Aim of the exercise:
Copy each line of the records that holds the string "Называние".

Record extracts:
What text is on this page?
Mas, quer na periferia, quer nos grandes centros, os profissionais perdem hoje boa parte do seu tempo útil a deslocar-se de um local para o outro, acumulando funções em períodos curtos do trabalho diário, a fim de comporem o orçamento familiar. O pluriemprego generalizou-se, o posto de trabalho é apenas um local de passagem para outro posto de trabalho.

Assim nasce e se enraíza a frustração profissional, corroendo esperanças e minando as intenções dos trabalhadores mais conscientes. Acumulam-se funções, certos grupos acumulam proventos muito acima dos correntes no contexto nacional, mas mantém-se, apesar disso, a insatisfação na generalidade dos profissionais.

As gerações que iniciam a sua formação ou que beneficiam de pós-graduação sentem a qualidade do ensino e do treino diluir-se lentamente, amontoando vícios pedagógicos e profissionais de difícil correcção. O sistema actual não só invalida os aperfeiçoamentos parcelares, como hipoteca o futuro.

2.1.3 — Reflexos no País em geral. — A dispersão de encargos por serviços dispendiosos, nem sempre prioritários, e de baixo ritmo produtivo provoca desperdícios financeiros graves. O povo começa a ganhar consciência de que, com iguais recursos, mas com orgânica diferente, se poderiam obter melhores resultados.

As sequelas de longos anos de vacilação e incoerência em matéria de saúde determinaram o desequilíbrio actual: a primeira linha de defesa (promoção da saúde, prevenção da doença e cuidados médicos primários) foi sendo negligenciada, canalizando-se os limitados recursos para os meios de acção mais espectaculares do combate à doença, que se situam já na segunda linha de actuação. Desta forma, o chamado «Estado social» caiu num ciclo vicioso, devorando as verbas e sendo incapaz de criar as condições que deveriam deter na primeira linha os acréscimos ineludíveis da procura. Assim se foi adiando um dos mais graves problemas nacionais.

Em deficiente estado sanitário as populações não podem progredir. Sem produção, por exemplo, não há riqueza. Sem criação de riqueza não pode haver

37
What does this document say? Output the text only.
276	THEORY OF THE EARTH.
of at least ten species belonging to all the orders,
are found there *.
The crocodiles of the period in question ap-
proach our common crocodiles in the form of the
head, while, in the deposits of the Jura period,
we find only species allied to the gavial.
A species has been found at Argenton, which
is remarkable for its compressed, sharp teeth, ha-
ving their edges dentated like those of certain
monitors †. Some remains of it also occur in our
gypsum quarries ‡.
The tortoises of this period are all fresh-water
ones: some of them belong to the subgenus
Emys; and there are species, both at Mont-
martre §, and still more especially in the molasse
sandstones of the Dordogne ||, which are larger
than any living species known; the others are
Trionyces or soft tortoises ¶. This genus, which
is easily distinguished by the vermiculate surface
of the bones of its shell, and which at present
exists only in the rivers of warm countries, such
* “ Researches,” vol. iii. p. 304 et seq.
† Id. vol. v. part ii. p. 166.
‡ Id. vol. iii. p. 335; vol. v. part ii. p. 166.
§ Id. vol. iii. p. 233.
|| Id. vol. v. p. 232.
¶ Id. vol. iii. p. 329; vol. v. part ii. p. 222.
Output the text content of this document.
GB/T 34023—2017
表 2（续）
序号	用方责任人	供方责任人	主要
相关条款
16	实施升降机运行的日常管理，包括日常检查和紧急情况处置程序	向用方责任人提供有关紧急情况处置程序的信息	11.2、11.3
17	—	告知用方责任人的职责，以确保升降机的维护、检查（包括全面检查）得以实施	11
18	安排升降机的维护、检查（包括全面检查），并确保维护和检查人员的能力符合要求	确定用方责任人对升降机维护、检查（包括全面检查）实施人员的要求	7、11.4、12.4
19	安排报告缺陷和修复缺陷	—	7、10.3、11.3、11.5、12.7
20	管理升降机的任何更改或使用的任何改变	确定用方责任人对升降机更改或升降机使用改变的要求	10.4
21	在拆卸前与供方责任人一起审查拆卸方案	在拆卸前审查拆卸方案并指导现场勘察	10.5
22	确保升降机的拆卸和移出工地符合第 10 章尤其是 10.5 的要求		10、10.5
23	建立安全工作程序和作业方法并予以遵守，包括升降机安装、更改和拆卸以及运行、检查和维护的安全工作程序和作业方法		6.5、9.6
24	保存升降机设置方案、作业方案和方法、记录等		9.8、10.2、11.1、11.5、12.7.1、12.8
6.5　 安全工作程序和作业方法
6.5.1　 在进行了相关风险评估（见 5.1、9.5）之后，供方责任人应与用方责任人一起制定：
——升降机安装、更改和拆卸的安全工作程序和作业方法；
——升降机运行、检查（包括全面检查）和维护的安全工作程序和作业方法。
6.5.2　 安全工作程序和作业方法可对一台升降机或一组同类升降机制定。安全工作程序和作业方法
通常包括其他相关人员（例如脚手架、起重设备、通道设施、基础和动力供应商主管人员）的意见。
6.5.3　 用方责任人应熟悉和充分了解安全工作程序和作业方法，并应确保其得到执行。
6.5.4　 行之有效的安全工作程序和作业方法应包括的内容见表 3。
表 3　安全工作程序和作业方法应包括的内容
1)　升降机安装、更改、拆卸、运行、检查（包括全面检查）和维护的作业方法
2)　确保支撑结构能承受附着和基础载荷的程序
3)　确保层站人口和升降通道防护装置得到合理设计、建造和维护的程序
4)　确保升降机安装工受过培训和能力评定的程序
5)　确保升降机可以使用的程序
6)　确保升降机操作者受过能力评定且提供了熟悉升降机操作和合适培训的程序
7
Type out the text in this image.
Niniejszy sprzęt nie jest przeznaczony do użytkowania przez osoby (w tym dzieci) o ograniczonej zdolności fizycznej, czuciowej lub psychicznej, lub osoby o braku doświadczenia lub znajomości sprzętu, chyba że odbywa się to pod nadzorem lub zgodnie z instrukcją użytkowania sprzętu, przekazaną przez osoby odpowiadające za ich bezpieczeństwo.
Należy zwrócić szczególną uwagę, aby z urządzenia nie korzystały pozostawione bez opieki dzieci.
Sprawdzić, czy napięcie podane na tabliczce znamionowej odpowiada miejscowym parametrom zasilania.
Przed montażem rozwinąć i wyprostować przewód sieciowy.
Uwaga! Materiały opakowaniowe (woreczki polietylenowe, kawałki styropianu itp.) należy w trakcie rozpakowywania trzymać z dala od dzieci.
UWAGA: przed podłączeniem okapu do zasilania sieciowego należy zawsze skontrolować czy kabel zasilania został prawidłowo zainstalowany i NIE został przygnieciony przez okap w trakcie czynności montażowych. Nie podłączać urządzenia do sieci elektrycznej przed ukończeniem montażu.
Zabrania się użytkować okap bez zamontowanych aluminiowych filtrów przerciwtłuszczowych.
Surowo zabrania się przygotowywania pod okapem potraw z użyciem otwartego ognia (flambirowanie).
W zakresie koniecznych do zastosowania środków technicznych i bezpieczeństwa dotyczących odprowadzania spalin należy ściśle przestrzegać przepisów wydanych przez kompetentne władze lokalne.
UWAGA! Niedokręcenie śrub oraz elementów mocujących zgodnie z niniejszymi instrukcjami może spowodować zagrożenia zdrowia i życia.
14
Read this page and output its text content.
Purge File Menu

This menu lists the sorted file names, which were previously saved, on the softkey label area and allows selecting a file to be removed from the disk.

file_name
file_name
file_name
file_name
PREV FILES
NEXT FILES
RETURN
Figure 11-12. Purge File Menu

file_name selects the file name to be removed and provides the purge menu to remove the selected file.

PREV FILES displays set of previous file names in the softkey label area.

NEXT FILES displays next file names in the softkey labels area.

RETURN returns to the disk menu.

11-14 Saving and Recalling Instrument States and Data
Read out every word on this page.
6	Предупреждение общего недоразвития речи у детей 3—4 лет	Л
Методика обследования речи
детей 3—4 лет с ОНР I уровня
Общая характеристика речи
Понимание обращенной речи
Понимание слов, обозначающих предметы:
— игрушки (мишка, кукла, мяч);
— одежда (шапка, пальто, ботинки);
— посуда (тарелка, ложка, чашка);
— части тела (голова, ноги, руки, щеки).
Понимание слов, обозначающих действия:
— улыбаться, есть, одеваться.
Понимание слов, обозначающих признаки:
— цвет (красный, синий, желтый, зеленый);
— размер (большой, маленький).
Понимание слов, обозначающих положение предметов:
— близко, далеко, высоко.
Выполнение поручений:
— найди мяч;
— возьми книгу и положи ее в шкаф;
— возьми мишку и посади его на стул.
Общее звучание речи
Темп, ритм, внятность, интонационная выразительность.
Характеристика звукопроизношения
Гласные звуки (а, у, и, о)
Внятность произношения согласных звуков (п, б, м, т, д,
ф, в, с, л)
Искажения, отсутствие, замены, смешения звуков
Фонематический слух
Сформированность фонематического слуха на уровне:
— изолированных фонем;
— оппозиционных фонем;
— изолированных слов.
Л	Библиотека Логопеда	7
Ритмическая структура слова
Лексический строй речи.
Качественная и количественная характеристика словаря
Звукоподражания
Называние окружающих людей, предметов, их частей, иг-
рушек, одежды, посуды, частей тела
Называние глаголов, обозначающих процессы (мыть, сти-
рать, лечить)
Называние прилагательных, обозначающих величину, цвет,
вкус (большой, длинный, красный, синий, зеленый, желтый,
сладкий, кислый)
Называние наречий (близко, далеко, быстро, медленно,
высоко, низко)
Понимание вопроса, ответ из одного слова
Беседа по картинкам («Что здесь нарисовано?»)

Task result:
Называние окружающих людей, предметов, их частей, иг-
Называние глаголов, обозначающих процессы (мыть, сти-
Называние прилагательных, обозначающих величину, цвет,
Называние наречий (близко, далеко, быстро, медленно,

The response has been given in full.